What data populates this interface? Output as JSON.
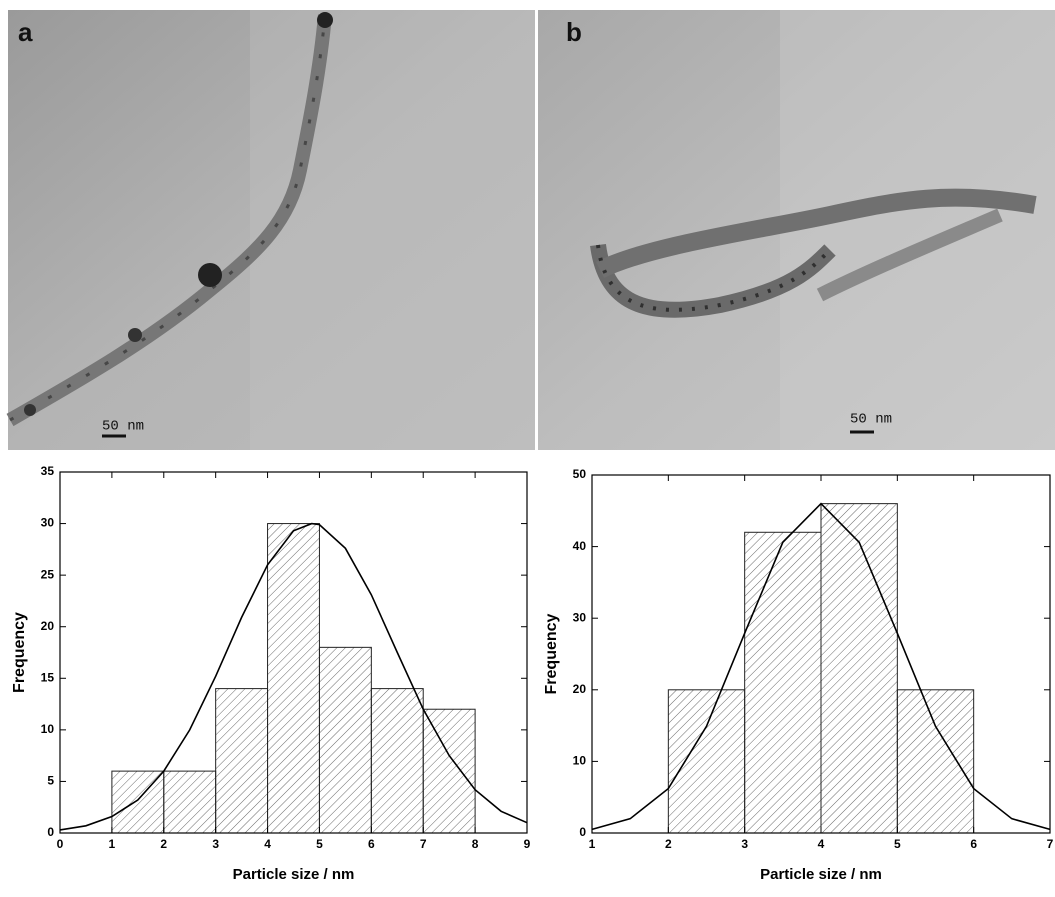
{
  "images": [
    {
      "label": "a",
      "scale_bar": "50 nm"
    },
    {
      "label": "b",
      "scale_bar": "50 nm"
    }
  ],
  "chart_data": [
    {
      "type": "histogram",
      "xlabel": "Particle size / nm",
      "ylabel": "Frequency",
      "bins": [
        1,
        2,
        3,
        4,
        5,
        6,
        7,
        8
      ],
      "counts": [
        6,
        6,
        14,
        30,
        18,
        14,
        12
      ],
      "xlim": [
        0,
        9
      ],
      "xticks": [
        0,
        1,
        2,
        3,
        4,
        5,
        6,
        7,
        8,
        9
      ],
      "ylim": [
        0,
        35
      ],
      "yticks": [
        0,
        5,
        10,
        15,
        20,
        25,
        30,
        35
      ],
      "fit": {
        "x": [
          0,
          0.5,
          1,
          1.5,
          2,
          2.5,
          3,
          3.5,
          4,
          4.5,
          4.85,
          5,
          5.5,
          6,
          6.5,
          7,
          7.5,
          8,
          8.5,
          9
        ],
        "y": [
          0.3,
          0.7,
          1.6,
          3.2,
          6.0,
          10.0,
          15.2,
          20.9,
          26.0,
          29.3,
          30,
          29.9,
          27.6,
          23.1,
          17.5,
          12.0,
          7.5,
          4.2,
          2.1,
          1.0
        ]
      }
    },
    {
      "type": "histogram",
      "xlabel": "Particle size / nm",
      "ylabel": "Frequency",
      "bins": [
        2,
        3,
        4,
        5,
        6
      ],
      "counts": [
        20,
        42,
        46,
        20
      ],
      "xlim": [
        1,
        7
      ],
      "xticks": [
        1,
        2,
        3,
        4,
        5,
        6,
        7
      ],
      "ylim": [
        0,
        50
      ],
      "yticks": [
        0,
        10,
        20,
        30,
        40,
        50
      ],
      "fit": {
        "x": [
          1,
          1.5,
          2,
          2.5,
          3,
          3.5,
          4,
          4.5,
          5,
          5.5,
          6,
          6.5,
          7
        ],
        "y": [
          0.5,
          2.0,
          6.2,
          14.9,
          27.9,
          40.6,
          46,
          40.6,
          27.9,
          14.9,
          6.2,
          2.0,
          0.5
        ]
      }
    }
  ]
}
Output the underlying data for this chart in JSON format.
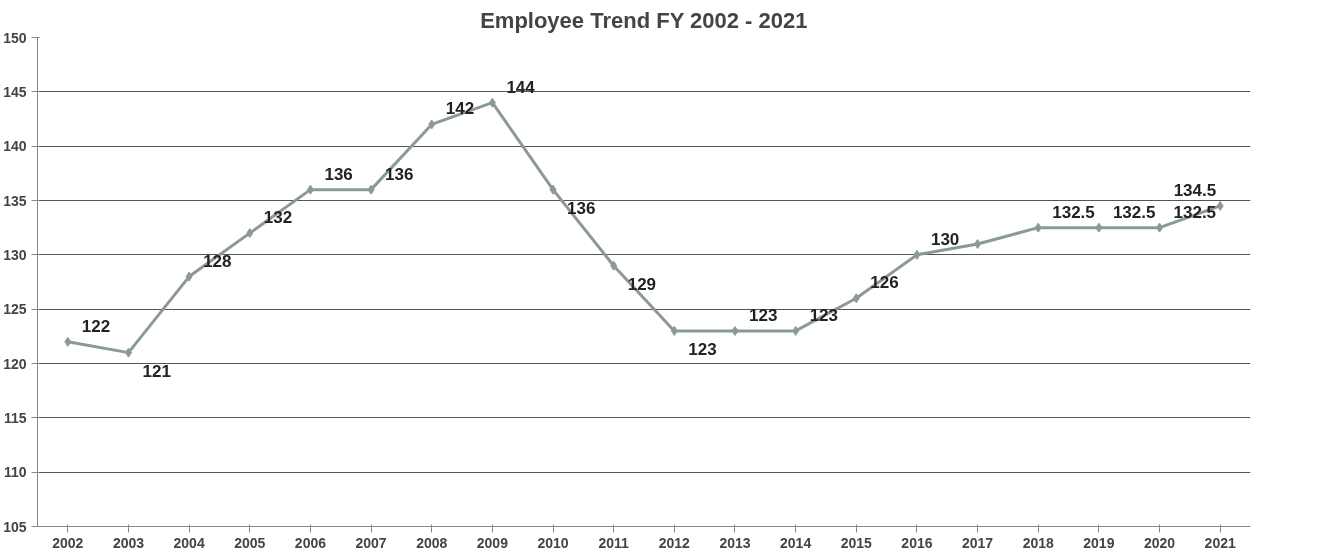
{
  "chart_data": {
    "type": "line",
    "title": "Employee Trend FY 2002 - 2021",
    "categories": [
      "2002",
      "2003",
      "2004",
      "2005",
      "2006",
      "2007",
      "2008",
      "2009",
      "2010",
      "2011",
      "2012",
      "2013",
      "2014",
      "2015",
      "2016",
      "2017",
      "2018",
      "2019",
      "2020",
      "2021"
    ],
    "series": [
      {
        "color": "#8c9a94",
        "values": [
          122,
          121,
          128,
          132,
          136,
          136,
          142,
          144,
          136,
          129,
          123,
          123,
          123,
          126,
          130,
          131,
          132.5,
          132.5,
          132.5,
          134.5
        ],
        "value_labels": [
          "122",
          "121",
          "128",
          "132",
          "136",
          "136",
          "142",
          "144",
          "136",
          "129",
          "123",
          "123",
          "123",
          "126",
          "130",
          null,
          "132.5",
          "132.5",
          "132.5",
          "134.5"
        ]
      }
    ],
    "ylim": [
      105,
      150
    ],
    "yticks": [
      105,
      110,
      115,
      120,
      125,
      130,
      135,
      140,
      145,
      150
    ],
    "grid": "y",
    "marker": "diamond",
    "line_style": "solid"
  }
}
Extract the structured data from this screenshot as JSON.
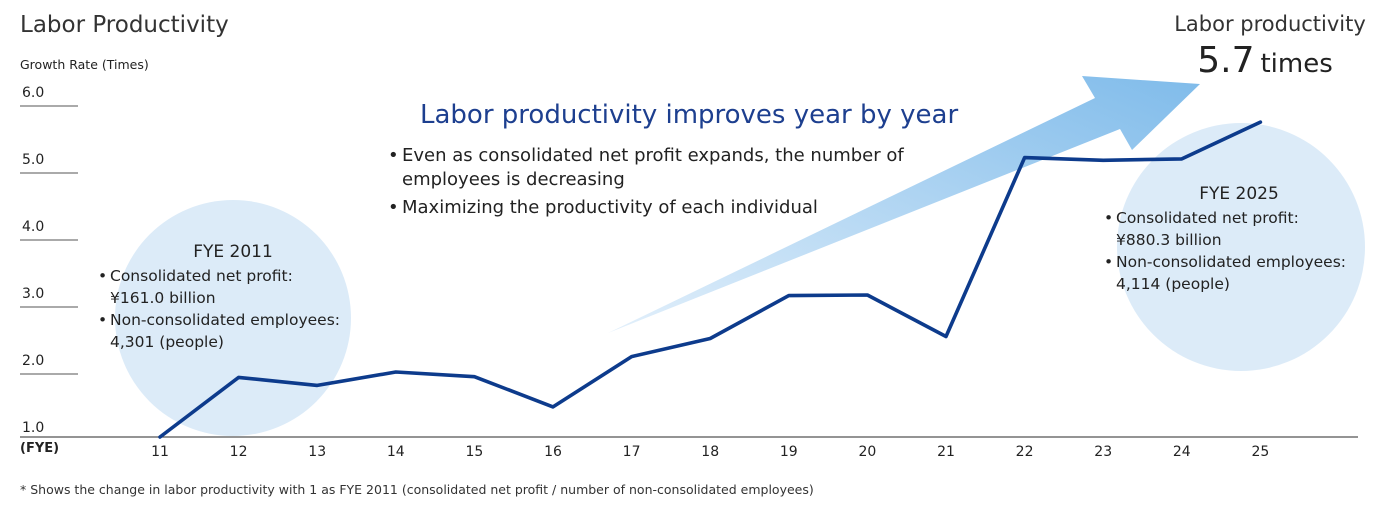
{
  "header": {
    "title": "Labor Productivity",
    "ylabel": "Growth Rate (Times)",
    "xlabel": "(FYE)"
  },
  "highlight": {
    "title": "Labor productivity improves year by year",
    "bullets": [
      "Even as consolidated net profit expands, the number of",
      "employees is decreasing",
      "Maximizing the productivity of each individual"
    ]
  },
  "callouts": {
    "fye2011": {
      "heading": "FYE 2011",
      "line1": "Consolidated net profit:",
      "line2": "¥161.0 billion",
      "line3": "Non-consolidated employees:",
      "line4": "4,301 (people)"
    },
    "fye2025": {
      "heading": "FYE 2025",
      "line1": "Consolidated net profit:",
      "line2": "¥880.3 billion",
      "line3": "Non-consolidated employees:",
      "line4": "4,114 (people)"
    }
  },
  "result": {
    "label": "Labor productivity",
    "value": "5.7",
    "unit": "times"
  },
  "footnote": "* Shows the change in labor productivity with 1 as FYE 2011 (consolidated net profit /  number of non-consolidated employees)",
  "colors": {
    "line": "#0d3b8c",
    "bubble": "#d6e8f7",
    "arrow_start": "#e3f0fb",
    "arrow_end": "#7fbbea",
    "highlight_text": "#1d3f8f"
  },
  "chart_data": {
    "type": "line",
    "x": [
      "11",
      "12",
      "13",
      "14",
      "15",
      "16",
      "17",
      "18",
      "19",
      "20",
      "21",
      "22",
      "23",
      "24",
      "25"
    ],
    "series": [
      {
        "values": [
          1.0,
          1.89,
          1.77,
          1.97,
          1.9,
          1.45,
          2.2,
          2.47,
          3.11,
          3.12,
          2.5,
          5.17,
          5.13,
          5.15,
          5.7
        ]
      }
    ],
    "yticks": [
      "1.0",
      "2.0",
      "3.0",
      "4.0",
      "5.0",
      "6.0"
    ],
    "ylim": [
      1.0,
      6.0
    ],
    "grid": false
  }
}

▶ [What is being asked] Count how many lines contain "number" and give only that count.

▶ [The completed task] 2